## Exercise task
Write out every record below exactly as it appears.

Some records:
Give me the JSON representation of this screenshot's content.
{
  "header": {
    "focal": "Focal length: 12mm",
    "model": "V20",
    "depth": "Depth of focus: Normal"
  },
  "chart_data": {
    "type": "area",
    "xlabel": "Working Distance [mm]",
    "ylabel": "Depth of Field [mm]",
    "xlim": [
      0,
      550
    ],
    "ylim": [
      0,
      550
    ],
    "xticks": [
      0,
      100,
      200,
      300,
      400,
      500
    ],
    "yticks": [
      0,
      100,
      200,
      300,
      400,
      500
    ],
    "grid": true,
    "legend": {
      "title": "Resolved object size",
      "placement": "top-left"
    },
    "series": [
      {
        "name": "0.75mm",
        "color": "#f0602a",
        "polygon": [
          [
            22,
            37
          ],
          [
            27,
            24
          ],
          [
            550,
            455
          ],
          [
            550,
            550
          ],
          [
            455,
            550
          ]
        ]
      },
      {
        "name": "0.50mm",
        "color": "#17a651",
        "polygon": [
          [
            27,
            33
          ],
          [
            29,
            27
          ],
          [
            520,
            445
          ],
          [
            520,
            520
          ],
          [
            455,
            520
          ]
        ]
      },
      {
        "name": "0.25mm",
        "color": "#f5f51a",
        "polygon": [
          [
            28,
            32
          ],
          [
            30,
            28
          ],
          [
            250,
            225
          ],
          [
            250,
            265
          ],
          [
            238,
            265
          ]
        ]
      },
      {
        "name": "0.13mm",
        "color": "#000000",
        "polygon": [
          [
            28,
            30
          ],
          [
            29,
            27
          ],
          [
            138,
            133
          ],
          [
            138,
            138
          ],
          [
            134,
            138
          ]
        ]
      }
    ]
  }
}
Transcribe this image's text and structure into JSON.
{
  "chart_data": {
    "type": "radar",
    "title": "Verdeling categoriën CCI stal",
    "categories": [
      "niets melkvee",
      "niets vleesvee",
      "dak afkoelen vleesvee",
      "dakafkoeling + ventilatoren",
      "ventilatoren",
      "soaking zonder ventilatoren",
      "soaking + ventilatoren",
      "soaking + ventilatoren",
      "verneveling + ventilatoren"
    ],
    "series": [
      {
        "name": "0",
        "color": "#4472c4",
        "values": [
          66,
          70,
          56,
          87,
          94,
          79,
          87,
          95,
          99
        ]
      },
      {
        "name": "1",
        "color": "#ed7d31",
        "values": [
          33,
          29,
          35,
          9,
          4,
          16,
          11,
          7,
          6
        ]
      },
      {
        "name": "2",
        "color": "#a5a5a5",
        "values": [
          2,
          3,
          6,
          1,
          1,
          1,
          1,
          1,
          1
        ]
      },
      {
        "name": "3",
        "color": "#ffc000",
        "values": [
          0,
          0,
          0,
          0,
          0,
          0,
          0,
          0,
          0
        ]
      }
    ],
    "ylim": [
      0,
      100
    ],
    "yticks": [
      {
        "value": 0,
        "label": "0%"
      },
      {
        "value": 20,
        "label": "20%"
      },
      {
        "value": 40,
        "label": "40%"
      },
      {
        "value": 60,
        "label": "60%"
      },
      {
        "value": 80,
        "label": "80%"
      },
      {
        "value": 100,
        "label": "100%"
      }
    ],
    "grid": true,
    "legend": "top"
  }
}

## Correct output
Give me the JSON representation of this screenshot's content.
{
  "header": {
    "focal": "Focal length: 12mm",
    "model": "V20",
    "depth": "Depth of focus: Normal"
  },
  "chart_data": {
    "type": "area",
    "xlabel": "Working Distance [mm]",
    "ylabel": "Depth of Field [mm]",
    "xlim": [
      0,
      550
    ],
    "ylim": [
      0,
      550
    ],
    "xticks": [
      0,
      100,
      200,
      300,
      400,
      500
    ],
    "yticks": [
      0,
      100,
      200,
      300,
      400,
      500
    ],
    "grid": true,
    "legend": {
      "title": "Resolved object size",
      "placement": "top-left"
    },
    "series": [
      {
        "name": "0.75mm",
        "color": "#f0602a",
        "polygon": [
          [
            22,
            37
          ],
          [
            27,
            24
          ],
          [
            550,
            455
          ],
          [
            550,
            550
          ],
          [
            455,
            550
          ]
        ]
      },
      {
        "name": "0.50mm",
        "color": "#17a651",
        "polygon": [
          [
            27,
            33
          ],
          [
            29,
            27
          ],
          [
            520,
            445
          ],
          [
            520,
            520
          ],
          [
            455,
            520
          ]
        ]
      },
      {
        "name": "0.25mm",
        "color": "#f5f51a",
        "polygon": [
          [
            28,
            32
          ],
          [
            30,
            28
          ],
          [
            250,
            225
          ],
          [
            250,
            265
          ],
          [
            238,
            265
          ]
        ]
      },
      {
        "name": "0.13mm",
        "color": "#000000",
        "polygon": [
          [
            28,
            30
          ],
          [
            29,
            27
          ],
          [
            138,
            133
          ],
          [
            138,
            138
          ],
          [
            134,
            138
          ]
        ]
      }
    ]
  }
}
Transcribe this image's text and structure into JSON.
{
  "chart_data": {
    "type": "radar",
    "title": "Verdeling categoriën CCI stal",
    "categories": [
      "niets melkvee",
      "niets vleesvee",
      "dak afkoelen vleesvee",
      "dakafkoeling + ventilatoren",
      "ventilatoren",
      "soaking zonder ventilatoren",
      "soaking + ventilatoren",
      "soaking + ventilatoren",
      "verneveling + ventilatoren"
    ],
    "series": [
      {
        "name": "0",
        "color": "#4472c4",
        "values": [
          66,
          70,
          56,
          87,
          94,
          79,
          87,
          95,
          99
        ]
      },
      {
        "name": "1",
        "color": "#ed7d31",
        "values": [
          33,
          29,
          35,
          9,
          4,
          16,
          11,
          7,
          6
        ]
      },
      {
        "name": "2",
        "color": "#a5a5a5",
        "values": [
          2,
          3,
          6,
          1,
          1,
          1,
          1,
          1,
          1
        ]
      },
      {
        "name": "3",
        "color": "#ffc000",
        "values": [
          0,
          0,
          0,
          0,
          0,
          0,
          0,
          0,
          0
        ]
      }
    ],
    "ylim": [
      0,
      100
    ],
    "yticks": [
      {
        "value": 0,
        "label": "0%"
      },
      {
        "value": 20,
        "label": "20%"
      },
      {
        "value": 40,
        "label": "40%"
      },
      {
        "value": 60,
        "label": "60%"
      },
      {
        "value": 80,
        "label": "80%"
      },
      {
        "value": 100,
        "label": "100%"
      }
    ],
    "grid": true,
    "legend": "top"
  }
}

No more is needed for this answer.